Task goal
Return each line of the data below exactly, omitting any pictures.

Data records
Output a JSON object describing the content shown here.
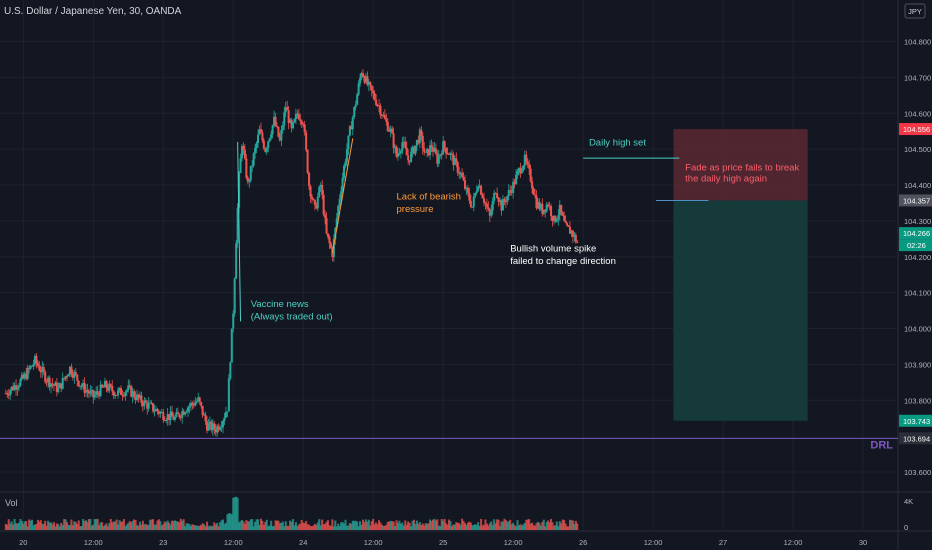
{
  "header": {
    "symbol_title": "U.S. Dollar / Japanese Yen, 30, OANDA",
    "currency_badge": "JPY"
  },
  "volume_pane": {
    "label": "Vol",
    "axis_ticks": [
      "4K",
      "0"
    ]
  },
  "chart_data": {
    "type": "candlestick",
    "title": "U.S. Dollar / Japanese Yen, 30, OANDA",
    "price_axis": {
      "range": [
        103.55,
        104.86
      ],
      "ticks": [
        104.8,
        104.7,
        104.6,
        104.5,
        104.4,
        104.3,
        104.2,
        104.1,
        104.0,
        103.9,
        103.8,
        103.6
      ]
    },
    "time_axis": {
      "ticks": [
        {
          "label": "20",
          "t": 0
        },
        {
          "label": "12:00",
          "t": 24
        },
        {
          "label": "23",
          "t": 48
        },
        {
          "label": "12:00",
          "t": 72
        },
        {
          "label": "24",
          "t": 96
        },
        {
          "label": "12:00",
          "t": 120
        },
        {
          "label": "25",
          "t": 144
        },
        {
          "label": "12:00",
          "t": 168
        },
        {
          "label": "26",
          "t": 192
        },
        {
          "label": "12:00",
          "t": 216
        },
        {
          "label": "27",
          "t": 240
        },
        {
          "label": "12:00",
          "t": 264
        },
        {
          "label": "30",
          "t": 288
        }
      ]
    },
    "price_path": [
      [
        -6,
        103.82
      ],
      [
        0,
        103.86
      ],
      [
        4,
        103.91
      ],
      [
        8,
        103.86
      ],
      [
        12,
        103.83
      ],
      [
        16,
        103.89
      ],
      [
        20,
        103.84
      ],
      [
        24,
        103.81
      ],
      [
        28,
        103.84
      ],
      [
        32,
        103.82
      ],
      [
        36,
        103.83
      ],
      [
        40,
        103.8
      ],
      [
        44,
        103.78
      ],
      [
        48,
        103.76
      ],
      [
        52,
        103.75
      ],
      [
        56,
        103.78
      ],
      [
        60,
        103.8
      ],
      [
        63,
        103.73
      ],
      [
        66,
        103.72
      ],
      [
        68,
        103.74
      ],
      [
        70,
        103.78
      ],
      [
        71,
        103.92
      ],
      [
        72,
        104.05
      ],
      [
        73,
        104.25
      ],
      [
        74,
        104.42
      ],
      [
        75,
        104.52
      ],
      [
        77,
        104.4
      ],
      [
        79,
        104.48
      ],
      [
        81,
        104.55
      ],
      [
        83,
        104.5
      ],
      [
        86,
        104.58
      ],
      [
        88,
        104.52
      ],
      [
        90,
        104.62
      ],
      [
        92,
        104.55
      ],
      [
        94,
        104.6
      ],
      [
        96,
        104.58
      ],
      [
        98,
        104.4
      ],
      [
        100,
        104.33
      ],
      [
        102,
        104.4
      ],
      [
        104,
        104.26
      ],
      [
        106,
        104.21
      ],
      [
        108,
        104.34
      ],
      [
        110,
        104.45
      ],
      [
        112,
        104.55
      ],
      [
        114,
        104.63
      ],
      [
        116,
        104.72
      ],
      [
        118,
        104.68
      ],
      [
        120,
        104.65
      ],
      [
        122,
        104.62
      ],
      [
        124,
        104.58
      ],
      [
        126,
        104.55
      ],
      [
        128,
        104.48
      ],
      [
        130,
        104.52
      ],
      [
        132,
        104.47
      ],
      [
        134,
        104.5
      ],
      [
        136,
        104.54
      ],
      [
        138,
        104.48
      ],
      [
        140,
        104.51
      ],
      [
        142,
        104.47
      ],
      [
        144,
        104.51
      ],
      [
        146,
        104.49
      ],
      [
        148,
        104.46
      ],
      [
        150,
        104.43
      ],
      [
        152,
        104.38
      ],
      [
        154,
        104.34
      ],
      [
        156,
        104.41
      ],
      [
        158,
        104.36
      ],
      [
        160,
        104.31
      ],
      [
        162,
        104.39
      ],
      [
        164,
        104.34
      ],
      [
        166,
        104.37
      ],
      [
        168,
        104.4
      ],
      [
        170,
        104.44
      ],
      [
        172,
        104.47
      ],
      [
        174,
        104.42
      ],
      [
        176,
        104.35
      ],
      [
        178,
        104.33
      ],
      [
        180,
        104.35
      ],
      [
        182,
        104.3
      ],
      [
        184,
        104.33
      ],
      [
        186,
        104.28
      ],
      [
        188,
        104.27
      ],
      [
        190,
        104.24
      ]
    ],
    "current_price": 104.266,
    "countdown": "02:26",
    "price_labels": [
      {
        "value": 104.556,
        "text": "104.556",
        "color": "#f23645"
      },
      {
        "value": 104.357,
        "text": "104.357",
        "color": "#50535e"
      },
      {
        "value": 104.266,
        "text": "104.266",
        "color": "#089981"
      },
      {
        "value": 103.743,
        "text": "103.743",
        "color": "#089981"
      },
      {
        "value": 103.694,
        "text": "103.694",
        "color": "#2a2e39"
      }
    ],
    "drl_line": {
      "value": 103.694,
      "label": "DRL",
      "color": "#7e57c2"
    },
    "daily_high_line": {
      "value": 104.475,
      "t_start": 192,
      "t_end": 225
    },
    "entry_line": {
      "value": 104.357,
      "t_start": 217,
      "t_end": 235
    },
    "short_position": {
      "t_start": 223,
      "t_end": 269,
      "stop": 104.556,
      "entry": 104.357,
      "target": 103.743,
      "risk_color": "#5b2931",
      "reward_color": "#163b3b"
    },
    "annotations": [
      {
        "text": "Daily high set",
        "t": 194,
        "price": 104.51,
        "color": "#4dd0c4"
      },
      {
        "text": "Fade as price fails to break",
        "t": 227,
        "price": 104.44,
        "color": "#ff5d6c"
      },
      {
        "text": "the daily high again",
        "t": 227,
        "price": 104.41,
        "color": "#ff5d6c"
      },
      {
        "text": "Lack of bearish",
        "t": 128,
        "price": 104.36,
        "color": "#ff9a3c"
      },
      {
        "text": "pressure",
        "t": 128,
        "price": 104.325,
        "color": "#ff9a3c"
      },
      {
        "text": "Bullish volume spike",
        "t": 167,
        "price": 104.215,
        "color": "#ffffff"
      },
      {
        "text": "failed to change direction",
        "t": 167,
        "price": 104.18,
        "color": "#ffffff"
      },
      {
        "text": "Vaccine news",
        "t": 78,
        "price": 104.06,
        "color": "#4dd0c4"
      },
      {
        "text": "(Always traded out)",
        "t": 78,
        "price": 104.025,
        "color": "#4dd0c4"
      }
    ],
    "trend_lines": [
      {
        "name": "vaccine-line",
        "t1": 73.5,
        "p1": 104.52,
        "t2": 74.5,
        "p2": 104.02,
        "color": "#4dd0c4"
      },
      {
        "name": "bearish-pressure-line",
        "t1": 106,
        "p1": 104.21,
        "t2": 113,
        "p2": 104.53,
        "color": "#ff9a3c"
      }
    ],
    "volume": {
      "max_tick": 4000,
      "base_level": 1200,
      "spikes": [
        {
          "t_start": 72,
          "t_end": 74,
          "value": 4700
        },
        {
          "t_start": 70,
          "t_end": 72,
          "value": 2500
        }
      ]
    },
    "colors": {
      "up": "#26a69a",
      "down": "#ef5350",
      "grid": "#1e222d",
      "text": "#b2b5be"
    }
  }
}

Exercise response
Output a JSON object describing the content shown here.
{
  "header": {
    "symbol_title": "U.S. Dollar / Japanese Yen, 30, OANDA",
    "currency_badge": "JPY"
  },
  "volume_pane": {
    "label": "Vol",
    "axis_ticks": [
      "4K",
      "0"
    ]
  },
  "chart_data": {
    "type": "candlestick",
    "title": "U.S. Dollar / Japanese Yen, 30, OANDA",
    "price_axis": {
      "range": [
        103.55,
        104.86
      ],
      "ticks": [
        104.8,
        104.7,
        104.6,
        104.5,
        104.4,
        104.3,
        104.2,
        104.1,
        104.0,
        103.9,
        103.8,
        103.6
      ]
    },
    "time_axis": {
      "ticks": [
        {
          "label": "20",
          "t": 0
        },
        {
          "label": "12:00",
          "t": 24
        },
        {
          "label": "23",
          "t": 48
        },
        {
          "label": "12:00",
          "t": 72
        },
        {
          "label": "24",
          "t": 96
        },
        {
          "label": "12:00",
          "t": 120
        },
        {
          "label": "25",
          "t": 144
        },
        {
          "label": "12:00",
          "t": 168
        },
        {
          "label": "26",
          "t": 192
        },
        {
          "label": "12:00",
          "t": 216
        },
        {
          "label": "27",
          "t": 240
        },
        {
          "label": "12:00",
          "t": 264
        },
        {
          "label": "30",
          "t": 288
        }
      ]
    },
    "price_path": [
      [
        -6,
        103.82
      ],
      [
        0,
        103.86
      ],
      [
        4,
        103.91
      ],
      [
        8,
        103.86
      ],
      [
        12,
        103.83
      ],
      [
        16,
        103.89
      ],
      [
        20,
        103.84
      ],
      [
        24,
        103.81
      ],
      [
        28,
        103.84
      ],
      [
        32,
        103.82
      ],
      [
        36,
        103.83
      ],
      [
        40,
        103.8
      ],
      [
        44,
        103.78
      ],
      [
        48,
        103.76
      ],
      [
        52,
        103.75
      ],
      [
        56,
        103.78
      ],
      [
        60,
        103.8
      ],
      [
        63,
        103.73
      ],
      [
        66,
        103.72
      ],
      [
        68,
        103.74
      ],
      [
        70,
        103.78
      ],
      [
        71,
        103.92
      ],
      [
        72,
        104.05
      ],
      [
        73,
        104.25
      ],
      [
        74,
        104.42
      ],
      [
        75,
        104.52
      ],
      [
        77,
        104.4
      ],
      [
        79,
        104.48
      ],
      [
        81,
        104.55
      ],
      [
        83,
        104.5
      ],
      [
        86,
        104.58
      ],
      [
        88,
        104.52
      ],
      [
        90,
        104.62
      ],
      [
        92,
        104.55
      ],
      [
        94,
        104.6
      ],
      [
        96,
        104.58
      ],
      [
        98,
        104.4
      ],
      [
        100,
        104.33
      ],
      [
        102,
        104.4
      ],
      [
        104,
        104.26
      ],
      [
        106,
        104.21
      ],
      [
        108,
        104.34
      ],
      [
        110,
        104.45
      ],
      [
        112,
        104.55
      ],
      [
        114,
        104.63
      ],
      [
        116,
        104.72
      ],
      [
        118,
        104.68
      ],
      [
        120,
        104.65
      ],
      [
        122,
        104.62
      ],
      [
        124,
        104.58
      ],
      [
        126,
        104.55
      ],
      [
        128,
        104.48
      ],
      [
        130,
        104.52
      ],
      [
        132,
        104.47
      ],
      [
        134,
        104.5
      ],
      [
        136,
        104.54
      ],
      [
        138,
        104.48
      ],
      [
        140,
        104.51
      ],
      [
        142,
        104.47
      ],
      [
        144,
        104.51
      ],
      [
        146,
        104.49
      ],
      [
        148,
        104.46
      ],
      [
        150,
        104.43
      ],
      [
        152,
        104.38
      ],
      [
        154,
        104.34
      ],
      [
        156,
        104.41
      ],
      [
        158,
        104.36
      ],
      [
        160,
        104.31
      ],
      [
        162,
        104.39
      ],
      [
        164,
        104.34
      ],
      [
        166,
        104.37
      ],
      [
        168,
        104.4
      ],
      [
        170,
        104.44
      ],
      [
        172,
        104.47
      ],
      [
        174,
        104.42
      ],
      [
        176,
        104.35
      ],
      [
        178,
        104.33
      ],
      [
        180,
        104.35
      ],
      [
        182,
        104.3
      ],
      [
        184,
        104.33
      ],
      [
        186,
        104.28
      ],
      [
        188,
        104.27
      ],
      [
        190,
        104.24
      ]
    ],
    "current_price": 104.266,
    "countdown": "02:26",
    "price_labels": [
      {
        "value": 104.556,
        "text": "104.556",
        "color": "#f23645"
      },
      {
        "value": 104.357,
        "text": "104.357",
        "color": "#50535e"
      },
      {
        "value": 104.266,
        "text": "104.266",
        "color": "#089981"
      },
      {
        "value": 103.743,
        "text": "103.743",
        "color": "#089981"
      },
      {
        "value": 103.694,
        "text": "103.694",
        "color": "#2a2e39"
      }
    ],
    "drl_line": {
      "value": 103.694,
      "label": "DRL",
      "color": "#7e57c2"
    },
    "daily_high_line": {
      "value": 104.475,
      "t_start": 192,
      "t_end": 225
    },
    "entry_line": {
      "value": 104.357,
      "t_start": 217,
      "t_end": 235
    },
    "short_position": {
      "t_start": 223,
      "t_end": 269,
      "stop": 104.556,
      "entry": 104.357,
      "target": 103.743,
      "risk_color": "#5b2931",
      "reward_color": "#163b3b"
    },
    "annotations": [
      {
        "text": "Daily high set",
        "t": 194,
        "price": 104.51,
        "color": "#4dd0c4"
      },
      {
        "text": "Fade as price fails to break",
        "t": 227,
        "price": 104.44,
        "color": "#ff5d6c"
      },
      {
        "text": "the daily high again",
        "t": 227,
        "price": 104.41,
        "color": "#ff5d6c"
      },
      {
        "text": "Lack of bearish",
        "t": 128,
        "price": 104.36,
        "color": "#ff9a3c"
      },
      {
        "text": "pressure",
        "t": 128,
        "price": 104.325,
        "color": "#ff9a3c"
      },
      {
        "text": "Bullish volume spike",
        "t": 167,
        "price": 104.215,
        "color": "#ffffff"
      },
      {
        "text": "failed to change direction",
        "t": 167,
        "price": 104.18,
        "color": "#ffffff"
      },
      {
        "text": "Vaccine news",
        "t": 78,
        "price": 104.06,
        "color": "#4dd0c4"
      },
      {
        "text": "(Always traded out)",
        "t": 78,
        "price": 104.025,
        "color": "#4dd0c4"
      }
    ],
    "trend_lines": [
      {
        "name": "vaccine-line",
        "t1": 73.5,
        "p1": 104.52,
        "t2": 74.5,
        "p2": 104.02,
        "color": "#4dd0c4"
      },
      {
        "name": "bearish-pressure-line",
        "t1": 106,
        "p1": 104.21,
        "t2": 113,
        "p2": 104.53,
        "color": "#ff9a3c"
      }
    ],
    "volume": {
      "max_tick": 4000,
      "base_level": 1200,
      "spikes": [
        {
          "t_start": 72,
          "t_end": 74,
          "value": 4700
        },
        {
          "t_start": 70,
          "t_end": 72,
          "value": 2500
        }
      ]
    },
    "colors": {
      "up": "#26a69a",
      "down": "#ef5350",
      "grid": "#1e222d",
      "text": "#b2b5be"
    }
  }
}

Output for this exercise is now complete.